▶ [Data listing]
◇ ◇ ◇

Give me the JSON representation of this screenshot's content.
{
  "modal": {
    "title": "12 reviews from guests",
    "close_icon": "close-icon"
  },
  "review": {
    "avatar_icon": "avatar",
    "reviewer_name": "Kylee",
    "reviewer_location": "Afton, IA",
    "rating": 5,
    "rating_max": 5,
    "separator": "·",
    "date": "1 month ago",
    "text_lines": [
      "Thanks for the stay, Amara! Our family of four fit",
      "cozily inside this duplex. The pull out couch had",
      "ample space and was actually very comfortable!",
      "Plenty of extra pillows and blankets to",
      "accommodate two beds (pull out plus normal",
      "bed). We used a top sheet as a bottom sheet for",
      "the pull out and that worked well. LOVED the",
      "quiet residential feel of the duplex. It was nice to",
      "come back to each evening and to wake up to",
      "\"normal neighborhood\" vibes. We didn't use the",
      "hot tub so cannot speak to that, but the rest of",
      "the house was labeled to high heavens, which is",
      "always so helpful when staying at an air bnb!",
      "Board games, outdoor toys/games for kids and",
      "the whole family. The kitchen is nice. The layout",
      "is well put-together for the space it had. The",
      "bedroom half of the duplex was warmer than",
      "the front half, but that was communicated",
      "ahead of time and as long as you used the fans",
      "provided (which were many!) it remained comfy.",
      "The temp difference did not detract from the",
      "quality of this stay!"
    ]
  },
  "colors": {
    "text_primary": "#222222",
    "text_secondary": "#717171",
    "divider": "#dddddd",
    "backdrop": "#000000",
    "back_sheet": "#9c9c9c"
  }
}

◇ ◇ ◇

▶ [What is required] In the records above, find each line holding "normal" and copy it.

▶ [Written answer]
      "accommodate two beds (pull out plus normal",
      "\"normal neighborhood\" vibes. We didn't use the",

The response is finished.